Goal =>
Copy the material below word for word, from its first line down to and including the line that contains "crossword-cell[interactable] xyxy=(100,440,121,461)".

Supplied records =>
====================

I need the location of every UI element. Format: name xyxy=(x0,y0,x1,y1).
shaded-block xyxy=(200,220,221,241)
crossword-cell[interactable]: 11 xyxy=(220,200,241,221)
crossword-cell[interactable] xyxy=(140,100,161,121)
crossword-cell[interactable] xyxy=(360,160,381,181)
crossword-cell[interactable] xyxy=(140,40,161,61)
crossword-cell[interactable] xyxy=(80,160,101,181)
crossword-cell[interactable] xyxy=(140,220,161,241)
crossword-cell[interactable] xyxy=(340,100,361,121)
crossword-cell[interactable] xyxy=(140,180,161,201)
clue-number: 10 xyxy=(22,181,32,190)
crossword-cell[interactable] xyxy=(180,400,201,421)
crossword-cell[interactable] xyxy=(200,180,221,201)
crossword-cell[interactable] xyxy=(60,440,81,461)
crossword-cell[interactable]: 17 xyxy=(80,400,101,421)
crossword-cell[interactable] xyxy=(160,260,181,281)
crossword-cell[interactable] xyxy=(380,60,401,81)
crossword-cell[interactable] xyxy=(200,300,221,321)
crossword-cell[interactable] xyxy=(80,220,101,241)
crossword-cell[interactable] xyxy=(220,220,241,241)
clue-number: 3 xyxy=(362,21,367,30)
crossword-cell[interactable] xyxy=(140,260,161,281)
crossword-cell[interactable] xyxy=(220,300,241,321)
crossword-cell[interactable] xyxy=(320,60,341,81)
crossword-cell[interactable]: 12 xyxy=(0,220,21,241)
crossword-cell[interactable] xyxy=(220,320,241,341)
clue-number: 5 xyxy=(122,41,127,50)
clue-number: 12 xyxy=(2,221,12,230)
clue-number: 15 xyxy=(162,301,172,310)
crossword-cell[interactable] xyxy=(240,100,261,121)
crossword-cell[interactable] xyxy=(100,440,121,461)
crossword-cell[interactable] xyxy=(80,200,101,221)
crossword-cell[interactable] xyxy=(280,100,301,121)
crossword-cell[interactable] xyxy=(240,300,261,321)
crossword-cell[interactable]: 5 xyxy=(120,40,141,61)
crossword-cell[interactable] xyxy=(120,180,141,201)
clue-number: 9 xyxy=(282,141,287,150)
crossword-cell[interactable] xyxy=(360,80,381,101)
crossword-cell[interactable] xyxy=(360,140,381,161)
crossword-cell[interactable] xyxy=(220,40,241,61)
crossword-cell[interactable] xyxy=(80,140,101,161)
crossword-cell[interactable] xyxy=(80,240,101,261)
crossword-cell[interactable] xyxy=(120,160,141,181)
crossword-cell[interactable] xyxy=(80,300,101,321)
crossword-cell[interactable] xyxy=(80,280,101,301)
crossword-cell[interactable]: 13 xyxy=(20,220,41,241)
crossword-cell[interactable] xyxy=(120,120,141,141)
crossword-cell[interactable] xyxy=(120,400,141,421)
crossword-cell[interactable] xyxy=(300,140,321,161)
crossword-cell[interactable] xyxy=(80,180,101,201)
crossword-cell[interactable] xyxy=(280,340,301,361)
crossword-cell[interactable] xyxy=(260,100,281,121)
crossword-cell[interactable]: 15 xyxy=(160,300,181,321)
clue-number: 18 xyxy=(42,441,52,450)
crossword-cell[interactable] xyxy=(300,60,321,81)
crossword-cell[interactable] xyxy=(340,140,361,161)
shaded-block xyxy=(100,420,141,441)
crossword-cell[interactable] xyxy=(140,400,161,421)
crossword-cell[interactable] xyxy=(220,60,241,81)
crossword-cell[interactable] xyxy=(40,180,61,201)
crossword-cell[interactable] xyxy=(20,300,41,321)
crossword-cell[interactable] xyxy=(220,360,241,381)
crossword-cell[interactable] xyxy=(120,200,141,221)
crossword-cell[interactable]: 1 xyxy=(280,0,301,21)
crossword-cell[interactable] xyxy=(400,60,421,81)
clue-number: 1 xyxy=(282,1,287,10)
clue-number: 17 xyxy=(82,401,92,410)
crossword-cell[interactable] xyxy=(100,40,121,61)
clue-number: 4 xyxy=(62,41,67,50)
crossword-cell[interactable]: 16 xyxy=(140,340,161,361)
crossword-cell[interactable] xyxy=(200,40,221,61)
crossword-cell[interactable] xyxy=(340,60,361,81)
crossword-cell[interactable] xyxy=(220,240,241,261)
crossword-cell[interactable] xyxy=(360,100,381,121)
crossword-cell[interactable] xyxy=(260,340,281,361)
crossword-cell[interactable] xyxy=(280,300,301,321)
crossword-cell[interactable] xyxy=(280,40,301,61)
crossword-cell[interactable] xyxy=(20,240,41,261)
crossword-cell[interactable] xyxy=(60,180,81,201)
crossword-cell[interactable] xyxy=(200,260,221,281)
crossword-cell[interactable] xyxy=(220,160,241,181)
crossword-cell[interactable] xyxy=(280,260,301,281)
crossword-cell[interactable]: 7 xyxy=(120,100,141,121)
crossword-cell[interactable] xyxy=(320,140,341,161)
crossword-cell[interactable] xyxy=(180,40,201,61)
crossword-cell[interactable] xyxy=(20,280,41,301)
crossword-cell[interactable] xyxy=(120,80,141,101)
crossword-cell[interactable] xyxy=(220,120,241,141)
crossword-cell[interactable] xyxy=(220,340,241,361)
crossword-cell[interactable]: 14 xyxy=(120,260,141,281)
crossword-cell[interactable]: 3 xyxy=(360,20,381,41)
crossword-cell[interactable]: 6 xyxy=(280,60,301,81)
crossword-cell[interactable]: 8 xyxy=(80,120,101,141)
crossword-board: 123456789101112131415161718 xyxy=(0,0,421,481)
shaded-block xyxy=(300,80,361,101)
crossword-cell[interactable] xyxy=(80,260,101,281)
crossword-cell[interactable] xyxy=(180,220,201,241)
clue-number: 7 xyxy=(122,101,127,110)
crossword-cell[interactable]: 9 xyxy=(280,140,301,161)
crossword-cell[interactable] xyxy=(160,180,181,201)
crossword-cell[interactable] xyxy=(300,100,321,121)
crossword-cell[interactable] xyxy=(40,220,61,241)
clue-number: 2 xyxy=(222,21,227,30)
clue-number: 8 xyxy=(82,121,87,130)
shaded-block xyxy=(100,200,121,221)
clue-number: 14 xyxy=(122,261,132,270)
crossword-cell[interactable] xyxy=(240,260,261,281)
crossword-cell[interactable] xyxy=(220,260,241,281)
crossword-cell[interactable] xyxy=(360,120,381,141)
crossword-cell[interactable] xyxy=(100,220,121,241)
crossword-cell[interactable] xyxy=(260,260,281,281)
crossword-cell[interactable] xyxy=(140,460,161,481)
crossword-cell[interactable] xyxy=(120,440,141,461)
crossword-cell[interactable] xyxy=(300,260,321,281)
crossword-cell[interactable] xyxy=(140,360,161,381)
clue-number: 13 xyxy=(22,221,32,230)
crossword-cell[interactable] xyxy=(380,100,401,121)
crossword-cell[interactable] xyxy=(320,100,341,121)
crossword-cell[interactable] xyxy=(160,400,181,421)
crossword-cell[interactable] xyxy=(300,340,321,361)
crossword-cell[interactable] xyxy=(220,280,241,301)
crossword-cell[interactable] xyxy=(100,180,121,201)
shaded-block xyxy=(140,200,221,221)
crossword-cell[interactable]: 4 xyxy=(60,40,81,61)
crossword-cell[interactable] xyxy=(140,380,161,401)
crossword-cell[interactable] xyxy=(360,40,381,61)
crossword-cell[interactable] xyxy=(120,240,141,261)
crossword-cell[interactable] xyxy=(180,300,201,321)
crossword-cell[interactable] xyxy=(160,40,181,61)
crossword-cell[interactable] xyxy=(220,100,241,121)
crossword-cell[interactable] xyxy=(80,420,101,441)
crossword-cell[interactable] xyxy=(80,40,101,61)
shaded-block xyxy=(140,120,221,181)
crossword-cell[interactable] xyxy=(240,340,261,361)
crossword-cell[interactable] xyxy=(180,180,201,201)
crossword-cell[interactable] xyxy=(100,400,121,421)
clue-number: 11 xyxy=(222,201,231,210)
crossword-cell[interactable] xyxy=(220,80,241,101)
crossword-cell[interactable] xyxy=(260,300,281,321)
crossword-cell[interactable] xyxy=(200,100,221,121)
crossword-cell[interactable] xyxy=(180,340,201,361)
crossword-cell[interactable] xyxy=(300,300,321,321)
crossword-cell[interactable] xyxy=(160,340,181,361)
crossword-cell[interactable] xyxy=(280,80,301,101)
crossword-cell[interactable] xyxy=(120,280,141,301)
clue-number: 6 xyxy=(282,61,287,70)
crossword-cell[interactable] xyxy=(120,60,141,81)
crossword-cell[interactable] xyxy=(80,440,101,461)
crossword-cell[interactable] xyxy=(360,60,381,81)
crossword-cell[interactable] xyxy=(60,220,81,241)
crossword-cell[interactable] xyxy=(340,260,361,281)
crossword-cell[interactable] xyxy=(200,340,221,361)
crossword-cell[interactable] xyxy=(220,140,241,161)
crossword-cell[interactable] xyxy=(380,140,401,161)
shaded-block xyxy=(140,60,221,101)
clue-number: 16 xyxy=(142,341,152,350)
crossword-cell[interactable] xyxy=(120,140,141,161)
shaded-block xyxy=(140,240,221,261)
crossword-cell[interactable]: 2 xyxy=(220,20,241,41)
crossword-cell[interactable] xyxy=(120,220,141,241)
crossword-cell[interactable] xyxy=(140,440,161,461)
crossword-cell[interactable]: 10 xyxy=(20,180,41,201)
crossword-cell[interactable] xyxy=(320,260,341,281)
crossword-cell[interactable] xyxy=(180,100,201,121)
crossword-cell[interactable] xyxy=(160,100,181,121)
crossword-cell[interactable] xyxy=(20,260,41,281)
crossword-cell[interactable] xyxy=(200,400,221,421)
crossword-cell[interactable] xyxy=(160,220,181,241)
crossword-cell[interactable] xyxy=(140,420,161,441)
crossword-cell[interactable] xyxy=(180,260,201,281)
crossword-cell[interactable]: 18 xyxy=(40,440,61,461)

====================

Correct answer =>
I need the location of every UI element. Format: name xyxy=(x0,y0,x1,y1).
shaded-block xyxy=(200,220,221,241)
crossword-cell[interactable]: 11 xyxy=(220,200,241,221)
crossword-cell[interactable] xyxy=(140,100,161,121)
crossword-cell[interactable] xyxy=(360,160,381,181)
crossword-cell[interactable] xyxy=(140,40,161,61)
crossword-cell[interactable] xyxy=(80,160,101,181)
crossword-cell[interactable] xyxy=(140,220,161,241)
crossword-cell[interactable] xyxy=(340,100,361,121)
crossword-cell[interactable] xyxy=(140,180,161,201)
clue-number: 10 xyxy=(22,181,32,190)
crossword-cell[interactable] xyxy=(180,400,201,421)
crossword-cell[interactable] xyxy=(200,180,221,201)
crossword-cell[interactable] xyxy=(60,440,81,461)
crossword-cell[interactable]: 17 xyxy=(80,400,101,421)
crossword-cell[interactable] xyxy=(160,260,181,281)
crossword-cell[interactable] xyxy=(380,60,401,81)
crossword-cell[interactable] xyxy=(200,300,221,321)
crossword-cell[interactable] xyxy=(80,220,101,241)
crossword-cell[interactable] xyxy=(220,220,241,241)
clue-number: 3 xyxy=(362,21,367,30)
crossword-cell[interactable] xyxy=(140,260,161,281)
crossword-cell[interactable] xyxy=(220,300,241,321)
crossword-cell[interactable] xyxy=(320,60,341,81)
crossword-cell[interactable]: 12 xyxy=(0,220,21,241)
crossword-cell[interactable] xyxy=(220,320,241,341)
clue-number: 5 xyxy=(122,41,127,50)
clue-number: 12 xyxy=(2,221,12,230)
clue-number: 15 xyxy=(162,301,172,310)
crossword-cell[interactable] xyxy=(240,100,261,121)
crossword-cell[interactable] xyxy=(100,440,121,461)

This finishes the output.